EXERCISE REQUIREMENTS
Copy each line containing the word "CASTELO" from the records that follow, please.

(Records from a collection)
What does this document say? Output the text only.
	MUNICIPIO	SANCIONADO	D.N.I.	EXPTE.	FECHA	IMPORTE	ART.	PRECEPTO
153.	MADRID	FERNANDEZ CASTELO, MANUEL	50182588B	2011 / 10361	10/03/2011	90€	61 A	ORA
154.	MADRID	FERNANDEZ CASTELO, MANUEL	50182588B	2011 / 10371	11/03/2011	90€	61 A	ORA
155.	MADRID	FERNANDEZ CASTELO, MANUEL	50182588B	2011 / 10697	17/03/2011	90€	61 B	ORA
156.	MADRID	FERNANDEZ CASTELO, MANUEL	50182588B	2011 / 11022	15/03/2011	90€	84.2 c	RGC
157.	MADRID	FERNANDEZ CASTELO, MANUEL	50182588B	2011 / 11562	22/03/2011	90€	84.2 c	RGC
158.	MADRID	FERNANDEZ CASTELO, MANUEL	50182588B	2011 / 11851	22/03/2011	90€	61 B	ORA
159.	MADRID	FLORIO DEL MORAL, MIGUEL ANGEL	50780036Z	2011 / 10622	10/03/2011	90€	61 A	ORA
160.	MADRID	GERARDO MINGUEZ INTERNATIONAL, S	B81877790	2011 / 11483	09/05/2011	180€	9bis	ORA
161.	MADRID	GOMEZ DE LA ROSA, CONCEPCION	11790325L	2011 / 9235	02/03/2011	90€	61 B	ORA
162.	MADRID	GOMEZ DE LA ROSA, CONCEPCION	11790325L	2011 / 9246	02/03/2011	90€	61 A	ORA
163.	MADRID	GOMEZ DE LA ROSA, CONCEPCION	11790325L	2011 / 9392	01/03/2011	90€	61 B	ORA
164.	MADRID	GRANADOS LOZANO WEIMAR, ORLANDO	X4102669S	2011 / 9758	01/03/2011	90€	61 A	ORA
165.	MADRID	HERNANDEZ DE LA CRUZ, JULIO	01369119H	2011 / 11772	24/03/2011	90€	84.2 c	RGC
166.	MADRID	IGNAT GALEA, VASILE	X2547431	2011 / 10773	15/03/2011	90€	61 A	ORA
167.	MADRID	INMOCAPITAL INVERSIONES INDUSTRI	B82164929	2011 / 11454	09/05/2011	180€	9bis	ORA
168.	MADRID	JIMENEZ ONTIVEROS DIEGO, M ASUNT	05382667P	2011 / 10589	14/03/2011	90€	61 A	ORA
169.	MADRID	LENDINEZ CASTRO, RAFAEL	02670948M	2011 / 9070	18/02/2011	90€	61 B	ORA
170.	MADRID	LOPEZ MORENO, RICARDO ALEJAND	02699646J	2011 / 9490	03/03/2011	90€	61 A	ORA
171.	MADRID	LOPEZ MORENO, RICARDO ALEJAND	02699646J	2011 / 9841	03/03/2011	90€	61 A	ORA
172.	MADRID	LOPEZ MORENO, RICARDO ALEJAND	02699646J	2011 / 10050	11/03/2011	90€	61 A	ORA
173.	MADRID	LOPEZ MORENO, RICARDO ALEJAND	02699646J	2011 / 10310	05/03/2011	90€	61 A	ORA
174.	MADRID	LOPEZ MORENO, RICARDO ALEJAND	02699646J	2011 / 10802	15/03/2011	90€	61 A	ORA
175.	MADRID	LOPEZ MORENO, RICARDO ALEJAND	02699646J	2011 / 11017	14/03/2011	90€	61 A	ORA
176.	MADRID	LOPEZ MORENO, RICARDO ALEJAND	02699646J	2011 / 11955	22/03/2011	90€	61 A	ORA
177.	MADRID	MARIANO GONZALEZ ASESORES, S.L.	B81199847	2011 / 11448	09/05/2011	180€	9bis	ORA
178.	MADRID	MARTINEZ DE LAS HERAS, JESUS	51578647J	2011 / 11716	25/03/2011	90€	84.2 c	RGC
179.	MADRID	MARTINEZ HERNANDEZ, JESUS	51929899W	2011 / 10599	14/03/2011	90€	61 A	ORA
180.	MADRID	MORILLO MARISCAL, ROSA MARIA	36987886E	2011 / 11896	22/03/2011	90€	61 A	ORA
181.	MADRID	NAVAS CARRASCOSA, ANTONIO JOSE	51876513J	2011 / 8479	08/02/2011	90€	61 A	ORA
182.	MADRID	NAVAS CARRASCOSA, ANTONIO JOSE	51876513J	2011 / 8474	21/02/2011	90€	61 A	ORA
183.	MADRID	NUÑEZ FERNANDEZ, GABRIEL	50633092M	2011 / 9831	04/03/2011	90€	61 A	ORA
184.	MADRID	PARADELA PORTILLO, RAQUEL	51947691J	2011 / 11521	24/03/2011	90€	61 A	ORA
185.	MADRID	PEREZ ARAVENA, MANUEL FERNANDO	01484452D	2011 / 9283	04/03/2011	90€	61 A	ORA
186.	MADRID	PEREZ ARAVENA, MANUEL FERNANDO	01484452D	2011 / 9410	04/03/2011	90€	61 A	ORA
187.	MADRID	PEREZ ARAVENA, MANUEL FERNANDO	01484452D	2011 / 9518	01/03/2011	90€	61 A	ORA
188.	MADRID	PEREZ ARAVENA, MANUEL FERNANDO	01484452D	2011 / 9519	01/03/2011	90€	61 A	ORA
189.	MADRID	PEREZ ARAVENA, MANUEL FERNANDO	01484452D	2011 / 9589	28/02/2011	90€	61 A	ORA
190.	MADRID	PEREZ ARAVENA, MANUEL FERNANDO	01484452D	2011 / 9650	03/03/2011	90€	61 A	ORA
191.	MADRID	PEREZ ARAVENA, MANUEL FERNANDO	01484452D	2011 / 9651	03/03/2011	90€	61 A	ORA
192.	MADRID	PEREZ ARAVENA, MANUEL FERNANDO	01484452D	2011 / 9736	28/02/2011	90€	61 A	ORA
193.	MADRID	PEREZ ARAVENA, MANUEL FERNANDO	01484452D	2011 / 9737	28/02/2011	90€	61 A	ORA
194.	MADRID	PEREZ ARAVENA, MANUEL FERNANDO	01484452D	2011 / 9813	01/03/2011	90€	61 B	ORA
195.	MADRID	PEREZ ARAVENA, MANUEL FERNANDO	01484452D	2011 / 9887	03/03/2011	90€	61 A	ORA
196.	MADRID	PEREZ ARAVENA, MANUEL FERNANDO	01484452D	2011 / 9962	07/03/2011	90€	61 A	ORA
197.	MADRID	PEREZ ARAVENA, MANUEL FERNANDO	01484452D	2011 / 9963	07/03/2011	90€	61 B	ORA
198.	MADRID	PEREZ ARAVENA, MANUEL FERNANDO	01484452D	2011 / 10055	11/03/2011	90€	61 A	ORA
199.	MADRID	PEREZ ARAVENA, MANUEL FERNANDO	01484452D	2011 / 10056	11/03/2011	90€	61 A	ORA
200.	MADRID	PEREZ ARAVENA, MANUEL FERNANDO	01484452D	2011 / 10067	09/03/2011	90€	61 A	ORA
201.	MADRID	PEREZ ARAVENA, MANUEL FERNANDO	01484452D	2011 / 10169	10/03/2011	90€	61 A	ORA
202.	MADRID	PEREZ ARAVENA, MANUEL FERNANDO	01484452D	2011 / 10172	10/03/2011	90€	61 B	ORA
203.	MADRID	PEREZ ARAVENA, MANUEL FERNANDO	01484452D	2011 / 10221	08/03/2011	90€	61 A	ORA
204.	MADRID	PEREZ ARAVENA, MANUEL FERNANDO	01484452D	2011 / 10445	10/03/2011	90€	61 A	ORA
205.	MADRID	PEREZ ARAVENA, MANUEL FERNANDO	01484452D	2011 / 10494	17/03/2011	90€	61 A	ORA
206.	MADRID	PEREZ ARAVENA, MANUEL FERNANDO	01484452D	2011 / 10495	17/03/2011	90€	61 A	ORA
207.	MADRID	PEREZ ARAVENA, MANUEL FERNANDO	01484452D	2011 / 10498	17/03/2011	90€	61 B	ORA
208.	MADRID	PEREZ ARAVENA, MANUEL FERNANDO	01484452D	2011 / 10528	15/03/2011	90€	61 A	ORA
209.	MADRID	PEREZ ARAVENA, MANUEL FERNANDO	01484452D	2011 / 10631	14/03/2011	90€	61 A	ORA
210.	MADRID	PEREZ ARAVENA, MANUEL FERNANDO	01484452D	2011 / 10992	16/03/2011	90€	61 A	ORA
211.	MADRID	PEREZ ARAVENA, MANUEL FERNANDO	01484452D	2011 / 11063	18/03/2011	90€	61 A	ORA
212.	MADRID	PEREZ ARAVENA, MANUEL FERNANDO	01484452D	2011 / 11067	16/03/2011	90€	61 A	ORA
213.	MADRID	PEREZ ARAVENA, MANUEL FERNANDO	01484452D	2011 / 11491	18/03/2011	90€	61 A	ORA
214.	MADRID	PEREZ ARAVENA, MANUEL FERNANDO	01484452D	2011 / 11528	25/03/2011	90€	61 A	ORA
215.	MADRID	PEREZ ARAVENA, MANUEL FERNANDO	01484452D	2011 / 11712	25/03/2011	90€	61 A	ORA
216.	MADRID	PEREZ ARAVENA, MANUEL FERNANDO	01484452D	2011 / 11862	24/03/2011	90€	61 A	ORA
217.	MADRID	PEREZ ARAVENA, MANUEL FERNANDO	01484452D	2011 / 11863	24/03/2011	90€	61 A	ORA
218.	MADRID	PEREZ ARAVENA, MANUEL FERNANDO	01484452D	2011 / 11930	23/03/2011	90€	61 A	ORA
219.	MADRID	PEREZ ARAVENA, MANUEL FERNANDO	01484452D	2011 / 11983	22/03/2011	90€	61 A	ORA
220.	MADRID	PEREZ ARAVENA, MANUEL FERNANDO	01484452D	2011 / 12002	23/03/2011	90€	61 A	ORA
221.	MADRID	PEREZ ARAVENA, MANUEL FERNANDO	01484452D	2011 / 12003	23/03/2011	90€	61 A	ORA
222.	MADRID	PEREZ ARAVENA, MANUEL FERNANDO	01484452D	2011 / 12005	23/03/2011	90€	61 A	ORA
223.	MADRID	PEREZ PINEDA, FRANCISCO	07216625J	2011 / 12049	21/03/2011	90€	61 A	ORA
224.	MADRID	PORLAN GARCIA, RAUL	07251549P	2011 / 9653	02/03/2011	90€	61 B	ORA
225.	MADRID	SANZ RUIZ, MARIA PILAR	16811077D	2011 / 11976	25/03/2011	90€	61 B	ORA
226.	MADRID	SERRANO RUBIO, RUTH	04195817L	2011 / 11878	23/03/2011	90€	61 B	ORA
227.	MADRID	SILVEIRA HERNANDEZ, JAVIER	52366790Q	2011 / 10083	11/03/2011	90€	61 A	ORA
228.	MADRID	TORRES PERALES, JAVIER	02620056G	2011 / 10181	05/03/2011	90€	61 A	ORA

RESPONSE TO THE TASK
153.	MADRID	FERNANDEZ CASTELO, MANUEL	50182588B	2011 / 10361	10/03/2011	90€	61 A	ORA
154.	MADRID	FERNANDEZ CASTELO, MANUEL	50182588B	2011 / 10371	11/03/2011	90€	61 A	ORA
155.	MADRID	FERNANDEZ CASTELO, MANUEL	50182588B	2011 / 10697	17/03/2011	90€	61 B	ORA
156.	MADRID	FERNANDEZ CASTELO, MANUEL	50182588B	2011 / 11022	15/03/2011	90€	84.2 c	RGC
157.	MADRID	FERNANDEZ CASTELO, MANUEL	50182588B	2011 / 11562	22/03/2011	90€	84.2 c	RGC
158.	MADRID	FERNANDEZ CASTELO, MANUEL	50182588B	2011 / 11851	22/03/2011	90€	61 B	ORA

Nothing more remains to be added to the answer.